> _PROVIDED DATA_:
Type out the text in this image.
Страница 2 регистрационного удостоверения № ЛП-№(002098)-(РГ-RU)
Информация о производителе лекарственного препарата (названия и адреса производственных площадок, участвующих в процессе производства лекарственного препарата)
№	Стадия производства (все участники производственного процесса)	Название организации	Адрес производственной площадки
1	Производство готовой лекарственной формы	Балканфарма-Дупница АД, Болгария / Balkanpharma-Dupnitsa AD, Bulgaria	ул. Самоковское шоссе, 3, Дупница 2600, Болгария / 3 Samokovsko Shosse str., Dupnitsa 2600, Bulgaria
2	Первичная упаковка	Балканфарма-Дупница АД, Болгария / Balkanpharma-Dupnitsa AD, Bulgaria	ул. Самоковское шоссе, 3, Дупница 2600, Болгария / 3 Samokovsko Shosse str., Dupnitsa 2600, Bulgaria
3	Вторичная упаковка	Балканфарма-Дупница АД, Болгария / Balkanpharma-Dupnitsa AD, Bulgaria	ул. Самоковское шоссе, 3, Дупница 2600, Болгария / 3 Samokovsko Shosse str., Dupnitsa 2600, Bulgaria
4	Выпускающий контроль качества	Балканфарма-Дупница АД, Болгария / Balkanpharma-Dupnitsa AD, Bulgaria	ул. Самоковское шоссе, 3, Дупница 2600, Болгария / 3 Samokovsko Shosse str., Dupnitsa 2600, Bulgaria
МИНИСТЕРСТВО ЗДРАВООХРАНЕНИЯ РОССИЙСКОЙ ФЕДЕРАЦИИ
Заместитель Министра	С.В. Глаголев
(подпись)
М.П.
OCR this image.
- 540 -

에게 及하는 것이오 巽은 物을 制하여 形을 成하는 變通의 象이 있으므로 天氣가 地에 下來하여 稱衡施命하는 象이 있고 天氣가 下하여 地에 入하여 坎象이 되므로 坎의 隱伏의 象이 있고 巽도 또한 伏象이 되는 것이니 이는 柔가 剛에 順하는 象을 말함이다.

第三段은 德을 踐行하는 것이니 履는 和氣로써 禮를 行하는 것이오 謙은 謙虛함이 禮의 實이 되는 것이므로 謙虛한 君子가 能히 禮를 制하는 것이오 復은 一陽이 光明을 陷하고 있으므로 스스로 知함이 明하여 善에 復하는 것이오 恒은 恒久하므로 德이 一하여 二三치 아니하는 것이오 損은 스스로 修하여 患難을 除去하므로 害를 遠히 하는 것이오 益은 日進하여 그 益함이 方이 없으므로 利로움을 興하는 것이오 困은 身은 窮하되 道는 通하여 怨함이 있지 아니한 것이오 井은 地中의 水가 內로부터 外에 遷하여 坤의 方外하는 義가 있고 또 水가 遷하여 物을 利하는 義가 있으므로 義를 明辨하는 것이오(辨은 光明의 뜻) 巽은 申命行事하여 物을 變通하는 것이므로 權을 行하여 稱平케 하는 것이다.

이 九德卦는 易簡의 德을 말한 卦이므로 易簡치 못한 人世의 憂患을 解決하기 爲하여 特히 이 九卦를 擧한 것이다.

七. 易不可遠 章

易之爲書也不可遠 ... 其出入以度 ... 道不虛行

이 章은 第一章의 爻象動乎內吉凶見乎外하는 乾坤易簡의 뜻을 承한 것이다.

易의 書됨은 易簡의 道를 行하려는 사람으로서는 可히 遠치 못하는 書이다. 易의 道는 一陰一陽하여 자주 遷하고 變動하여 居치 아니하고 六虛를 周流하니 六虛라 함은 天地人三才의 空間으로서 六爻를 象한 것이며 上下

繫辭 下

> _TASK BRIEF_: Extract the lines above from the one containing "OCR this image." to the last line, both included, exactly as written.

> _ANSWER TO THIS PROBLEM_:
OCR this image.
- 540 -

에게 及하는 것이오 巽은 物을 制하여 形을 成하는 變通의 象이 있으므로 天氣가 地에 下來하여 稱衡施命하는 象이 있고 天氣가 下하여 地에 入하여 坎象이 되므로 坎의 隱伏의 象이 있고 巽도 또한 伏象이 되는 것이니 이는 柔가 剛에 順하는 象을 말함이다.

第三段은 德을 踐行하는 것이니 履는 和氣로써 禮를 行하는 것이오 謙은 謙虛함이 禮의 實이 되는 것이므로 謙虛한 君子가 能히 禮를 制하는 것이오 復은 一陽이 光明을 陷하고 있으므로 스스로 知함이 明하여 善에 復하는 것이오 恒은 恒久하므로 德이 一하여 二三치 아니하는 것이오 損은 스스로 修하여 患難을 除去하므로 害를 遠히 하는 것이오 益은 日進하여 그 益함이 方이 없으므로 利로움을 興하는 것이오 困은 身은 窮하되 道는 通하여 怨함이 있지 아니한 것이오 井은 地中의 水가 內로부터 外에 遷하여 坤의 方外하는 義가 있고 또 水가 遷하여 物을 利하는 義가 있으므로 義를 明辨하는 것이오(辨은 光明의 뜻) 巽은 申命行事하여 物을 變通하는 것이므로 權을 行하여 稱平케 하는 것이다.

이 九德卦는 易簡의 德을 말한 卦이므로 易簡치 못한 人世의 憂患을 解決하기 爲하여 特히 이 九卦를 擧한 것이다.

七. 易不可遠 章

易之爲書也不可遠 ... 其出入以度 ... 道不虛行

이 章은 第一章의 爻象動乎內吉凶見乎外하는 乾坤易簡의 뜻을 承한 것이다.

易의 書됨은 易簡의 道를 行하려는 사람으로서는 可히 遠치 못하는 書이다. 易의 道는 一陰一陽하여 자주 遷하고 變動하여 居치 아니하고 六虛를 周流하니 六虛라 함은 天地人三才의 空間으로서 六爻를 象한 것이며 上下

繫辭 下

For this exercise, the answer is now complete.